> _Task data_
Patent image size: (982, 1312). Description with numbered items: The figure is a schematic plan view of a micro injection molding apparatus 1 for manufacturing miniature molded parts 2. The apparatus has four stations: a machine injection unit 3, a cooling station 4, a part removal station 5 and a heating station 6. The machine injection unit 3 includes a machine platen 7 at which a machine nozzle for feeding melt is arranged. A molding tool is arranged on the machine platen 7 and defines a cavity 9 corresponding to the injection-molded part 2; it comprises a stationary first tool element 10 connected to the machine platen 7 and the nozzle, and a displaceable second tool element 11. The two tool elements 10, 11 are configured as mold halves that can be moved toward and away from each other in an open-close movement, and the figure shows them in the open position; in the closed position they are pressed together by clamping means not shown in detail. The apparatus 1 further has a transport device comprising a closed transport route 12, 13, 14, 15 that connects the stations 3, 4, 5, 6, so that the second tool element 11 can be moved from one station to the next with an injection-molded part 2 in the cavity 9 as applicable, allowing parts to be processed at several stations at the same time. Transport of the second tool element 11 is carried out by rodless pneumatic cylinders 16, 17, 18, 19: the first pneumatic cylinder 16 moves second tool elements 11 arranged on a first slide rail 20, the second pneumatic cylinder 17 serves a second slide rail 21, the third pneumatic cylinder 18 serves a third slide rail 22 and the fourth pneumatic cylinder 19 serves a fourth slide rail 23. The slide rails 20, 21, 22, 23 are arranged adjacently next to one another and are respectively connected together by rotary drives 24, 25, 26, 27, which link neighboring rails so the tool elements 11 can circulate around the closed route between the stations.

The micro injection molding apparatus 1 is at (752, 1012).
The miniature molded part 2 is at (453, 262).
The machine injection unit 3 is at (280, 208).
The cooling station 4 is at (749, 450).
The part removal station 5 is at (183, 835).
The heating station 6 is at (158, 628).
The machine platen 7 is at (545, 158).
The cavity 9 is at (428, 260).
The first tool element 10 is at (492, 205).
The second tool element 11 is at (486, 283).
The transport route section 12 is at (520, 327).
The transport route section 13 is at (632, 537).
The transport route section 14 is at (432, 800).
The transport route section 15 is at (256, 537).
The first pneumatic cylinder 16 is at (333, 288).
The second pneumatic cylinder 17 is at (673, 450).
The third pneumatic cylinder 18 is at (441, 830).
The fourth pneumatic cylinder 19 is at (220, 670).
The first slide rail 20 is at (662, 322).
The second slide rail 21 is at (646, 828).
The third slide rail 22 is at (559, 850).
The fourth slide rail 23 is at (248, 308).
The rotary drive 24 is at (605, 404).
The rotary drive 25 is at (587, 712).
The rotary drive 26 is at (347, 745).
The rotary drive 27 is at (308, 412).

> _Exercise objective_
Reproduce the data above in full, swapping "schematic plan view" for "schematic top view" and changing nothing else.

> _Full response_
Patent image size: (982, 1312). Description with numbered items: The figure is a schematic top view of a micro injection molding apparatus 1 for manufacturing miniature molded parts 2. The apparatus has four stations: a machine injection unit 3, a cooling station 4, a part removal station 5 and a heating station 6. The machine injection unit 3 includes a machine platen 7 at which a machine nozzle for feeding melt is arranged. A molding tool is arranged on the machine platen 7 and defines a cavity 9 corresponding to the injection-molded part 2; it comprises a stationary first tool element 10 connected to the machine platen 7 and the nozzle, and a displaceable second tool element 11. The two tool elements 10, 11 are configured as mold halves that can be moved toward and away from each other in an open-close movement, and the figure shows them in the open position; in the closed position they are pressed together by clamping means not shown in detail. The apparatus 1 further has a transport device comprising a closed transport route 12, 13, 14, 15 that connects the stations 3, 4, 5, 6, so that the second tool element 11 can be moved from one station to the next with an injection-molded part 2 in the cavity 9 as applicable, allowing parts to be processed at several stations at the same time. Transport of the second tool element 11 is carried out by rodless pneumatic cylinders 16, 17, 18, 19: the first pneumatic cylinder 16 moves second tool elements 11 arranged on a first slide rail 20, the second pneumatic cylinder 17 serves a second slide rail 21, the third pneumatic cylinder 18 serves a third slide rail 22 and the fourth pneumatic cylinder 19 serves a fourth slide rail 23. The slide rails 20, 21, 22, 23 are arranged adjacently next to one another and are respectively connected together by rotary drives 24, 25, 26, 27, which link neighboring rails so the tool elements 11 can circulate around the closed route between the stations.

The micro injection molding apparatus 1 is at (752, 1012).
The miniature molded part 2 is at (453, 262).
The machine injection unit 3 is at (280, 208).
The cooling station 4 is at (749, 450).
The part removal station 5 is at (183, 835).
The heating station 6 is at (158, 628).
The machine platen 7 is at (545, 158).
The cavity 9 is at (428, 260).
The first tool element 10 is at (492, 205).
The second tool element 11 is at (486, 283).
The transport route section 12 is at (520, 327).
The transport route section 13 is at (632, 537).
The transport route section 14 is at (432, 800).
The transport route section 15 is at (256, 537).
The first pneumatic cylinder 16 is at (333, 288).
The second pneumatic cylinder 17 is at (673, 450).
The third pneumatic cylinder 18 is at (441, 830).
The fourth pneumatic cylinder 19 is at (220, 670).
The first slide rail 20 is at (662, 322).
The second slide rail 21 is at (646, 828).
The third slide rail 22 is at (559, 850).
The fourth slide rail 23 is at (248, 308).
The rotary drive 24 is at (605, 404).
The rotary drive 25 is at (587, 712).
The rotary drive 26 is at (347, 745).
The rotary drive 27 is at (308, 412).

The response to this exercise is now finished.